# [Problème à traiter]
Citez le passage de l'article sur le plafonnement fiscal en Outre-mer qui commence par « Depuis la loi » et va jusqu'à « d'une instruction distincte. ».

Défiscalisation

Le plafonnement spécifique à l'Outre-mer en partie commenté

Depuis la loi de Finances pour 2009, le montant des avantages fiscaux liés aux investissements en Outre-mer est limité à 40.000 euros ou 15 % du revenu. Une instruction vient de préciser les modalités d’appréciation du plafond

Par Pélagie Terly le 20/01/2012 pour L'AGEFI Actifs

 
 
Vue de la Martinique. Photo: © Marc CECCHETTI - Fotolia.com

Vue de la Martinique. Photo: © Marc CECCHETTI - Fotolia.com

Institué par la loi de Finances pour 2009, le complexe mécanisme de plafonnement spécifique aux réductions d'impôts en Outre-mer vient seulement de faire l'objet de commentaires de la part de l'administration (1). L'instruction se cantonne au texte qui a créé ce dispositif sans prendre en compte les modifications apportées par les dernières lois de Finances, qui doivent faire l'objet d'une instruction distincte.
Le plafonnement spécifique créé par l'article 199 undeciesD du CGI vise les investissements dans le logement (art. 199 undeciesA du CGI), dans le logement social (art. 199 undeciesC) et les investissements productifs neufs (art. 199 undeciesB du CGI) réalisés à compter du 1er janvier 2009. Le calcul est d'importance afin de ne pas perdre d'avantage fiscal.

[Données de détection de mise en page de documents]

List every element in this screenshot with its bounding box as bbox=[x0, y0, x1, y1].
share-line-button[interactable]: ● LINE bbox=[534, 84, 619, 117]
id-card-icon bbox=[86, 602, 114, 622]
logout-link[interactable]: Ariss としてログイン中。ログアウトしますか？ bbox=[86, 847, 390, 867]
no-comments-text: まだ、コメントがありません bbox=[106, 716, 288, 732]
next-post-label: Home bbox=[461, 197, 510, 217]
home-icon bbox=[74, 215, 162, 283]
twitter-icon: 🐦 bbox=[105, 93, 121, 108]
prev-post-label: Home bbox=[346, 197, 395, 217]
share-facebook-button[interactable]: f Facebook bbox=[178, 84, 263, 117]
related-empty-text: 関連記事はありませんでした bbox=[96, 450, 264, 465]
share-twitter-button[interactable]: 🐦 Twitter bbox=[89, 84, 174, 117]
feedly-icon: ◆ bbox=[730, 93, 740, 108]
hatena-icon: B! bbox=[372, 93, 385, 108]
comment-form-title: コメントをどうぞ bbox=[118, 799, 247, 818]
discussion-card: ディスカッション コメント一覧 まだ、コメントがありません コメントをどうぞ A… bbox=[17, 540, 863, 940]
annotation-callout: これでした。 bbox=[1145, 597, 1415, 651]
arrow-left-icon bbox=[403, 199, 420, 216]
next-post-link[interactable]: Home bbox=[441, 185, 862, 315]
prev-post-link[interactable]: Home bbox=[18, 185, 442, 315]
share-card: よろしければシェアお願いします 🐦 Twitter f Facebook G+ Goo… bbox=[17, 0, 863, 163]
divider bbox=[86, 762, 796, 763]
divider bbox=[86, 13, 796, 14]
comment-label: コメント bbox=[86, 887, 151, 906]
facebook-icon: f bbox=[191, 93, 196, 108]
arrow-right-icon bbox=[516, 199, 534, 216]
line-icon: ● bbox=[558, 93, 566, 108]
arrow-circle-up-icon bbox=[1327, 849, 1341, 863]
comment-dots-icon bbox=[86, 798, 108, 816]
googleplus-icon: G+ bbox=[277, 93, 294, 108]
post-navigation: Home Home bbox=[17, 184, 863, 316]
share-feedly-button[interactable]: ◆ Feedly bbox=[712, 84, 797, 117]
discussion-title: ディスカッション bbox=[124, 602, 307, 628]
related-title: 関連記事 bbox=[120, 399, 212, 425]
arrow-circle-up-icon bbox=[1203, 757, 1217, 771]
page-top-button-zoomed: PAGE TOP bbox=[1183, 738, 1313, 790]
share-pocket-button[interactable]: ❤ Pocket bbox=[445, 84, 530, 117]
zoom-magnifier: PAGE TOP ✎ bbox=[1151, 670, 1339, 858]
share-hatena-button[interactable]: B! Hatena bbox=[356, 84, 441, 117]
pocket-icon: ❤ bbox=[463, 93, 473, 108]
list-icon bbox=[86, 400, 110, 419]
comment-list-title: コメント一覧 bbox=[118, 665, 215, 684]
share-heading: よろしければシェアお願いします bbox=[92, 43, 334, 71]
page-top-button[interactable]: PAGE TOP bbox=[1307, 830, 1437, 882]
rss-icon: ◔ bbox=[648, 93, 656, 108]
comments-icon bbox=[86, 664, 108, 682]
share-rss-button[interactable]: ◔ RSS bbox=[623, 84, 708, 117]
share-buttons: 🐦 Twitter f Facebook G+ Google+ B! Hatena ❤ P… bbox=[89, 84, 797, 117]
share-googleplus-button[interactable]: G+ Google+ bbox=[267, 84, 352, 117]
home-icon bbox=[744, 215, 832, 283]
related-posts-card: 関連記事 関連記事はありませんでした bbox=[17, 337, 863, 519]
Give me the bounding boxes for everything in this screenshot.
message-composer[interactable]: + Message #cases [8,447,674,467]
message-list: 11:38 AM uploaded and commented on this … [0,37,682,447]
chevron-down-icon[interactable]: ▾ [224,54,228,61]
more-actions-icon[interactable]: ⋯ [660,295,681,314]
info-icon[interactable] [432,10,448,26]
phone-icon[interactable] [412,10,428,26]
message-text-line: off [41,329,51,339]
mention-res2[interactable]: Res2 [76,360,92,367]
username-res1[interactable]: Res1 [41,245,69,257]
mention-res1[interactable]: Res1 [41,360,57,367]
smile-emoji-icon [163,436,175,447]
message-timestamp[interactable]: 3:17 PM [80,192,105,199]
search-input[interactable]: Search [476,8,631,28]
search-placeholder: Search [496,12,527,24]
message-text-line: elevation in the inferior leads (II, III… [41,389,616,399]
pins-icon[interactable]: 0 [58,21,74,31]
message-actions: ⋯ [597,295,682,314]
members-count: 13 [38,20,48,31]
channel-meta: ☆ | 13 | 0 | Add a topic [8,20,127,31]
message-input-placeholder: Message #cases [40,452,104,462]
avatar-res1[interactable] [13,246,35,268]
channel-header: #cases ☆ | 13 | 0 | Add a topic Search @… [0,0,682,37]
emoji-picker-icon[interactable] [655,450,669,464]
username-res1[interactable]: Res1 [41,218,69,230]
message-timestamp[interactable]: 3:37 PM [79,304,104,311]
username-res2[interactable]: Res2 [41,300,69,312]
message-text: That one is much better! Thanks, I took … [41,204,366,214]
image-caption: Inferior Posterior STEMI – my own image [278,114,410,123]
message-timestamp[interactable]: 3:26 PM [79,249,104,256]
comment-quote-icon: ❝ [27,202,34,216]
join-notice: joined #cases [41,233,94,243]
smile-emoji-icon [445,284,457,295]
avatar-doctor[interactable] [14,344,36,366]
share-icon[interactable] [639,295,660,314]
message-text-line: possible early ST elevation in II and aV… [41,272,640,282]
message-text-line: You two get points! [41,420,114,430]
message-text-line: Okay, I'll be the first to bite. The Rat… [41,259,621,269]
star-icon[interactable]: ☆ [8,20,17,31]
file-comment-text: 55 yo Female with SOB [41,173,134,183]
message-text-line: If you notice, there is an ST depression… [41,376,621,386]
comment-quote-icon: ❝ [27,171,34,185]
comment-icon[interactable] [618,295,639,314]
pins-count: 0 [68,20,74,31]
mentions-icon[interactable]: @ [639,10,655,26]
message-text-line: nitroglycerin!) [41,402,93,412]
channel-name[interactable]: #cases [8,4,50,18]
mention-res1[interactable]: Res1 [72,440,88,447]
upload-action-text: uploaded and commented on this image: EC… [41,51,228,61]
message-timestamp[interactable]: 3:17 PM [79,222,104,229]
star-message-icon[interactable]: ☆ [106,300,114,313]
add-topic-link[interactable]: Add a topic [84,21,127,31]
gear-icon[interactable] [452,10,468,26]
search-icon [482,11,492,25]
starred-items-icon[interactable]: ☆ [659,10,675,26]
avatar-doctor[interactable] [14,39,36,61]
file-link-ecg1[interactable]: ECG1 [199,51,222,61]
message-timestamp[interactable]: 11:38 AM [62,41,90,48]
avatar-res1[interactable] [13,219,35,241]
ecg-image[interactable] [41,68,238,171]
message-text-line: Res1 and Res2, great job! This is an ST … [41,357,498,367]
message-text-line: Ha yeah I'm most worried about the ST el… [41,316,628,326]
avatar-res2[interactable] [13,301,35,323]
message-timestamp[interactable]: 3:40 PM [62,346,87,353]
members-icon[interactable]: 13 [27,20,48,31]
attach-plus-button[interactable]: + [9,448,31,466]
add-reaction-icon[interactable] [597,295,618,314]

# [Résultat de l'exercice]
Depuis la loi de Finances pour 2009, le montant des avantages fiscaux liés aux investissements en Outre-mer est limité à 40.000 euros ou 15 % du revenu. Une instruction vient de préciser les modalités d’appréciation du plafond

Par Pélagie Terly le 20/01/2012 pour L'AGEFI Actifs

 
 
Vue de la Martinique. Photo: © Marc CECCHETTI - Fotolia.com

Vue de la Martinique. Photo: © Marc CECCHETTI - Fotolia.com

Institué par la loi de Finances pour 2009, le complexe mécanisme de plafonnement spécifique aux réductions d'impôts en Outre-mer vient seulement de faire l'objet de commentaires de la part de l'administration (1). L'instruction se cantonne au texte qui a créé ce dispositif sans prendre en compte les modifications apportées par les dernières lois de Finances, qui doivent faire l'objet d'une instruction distincte.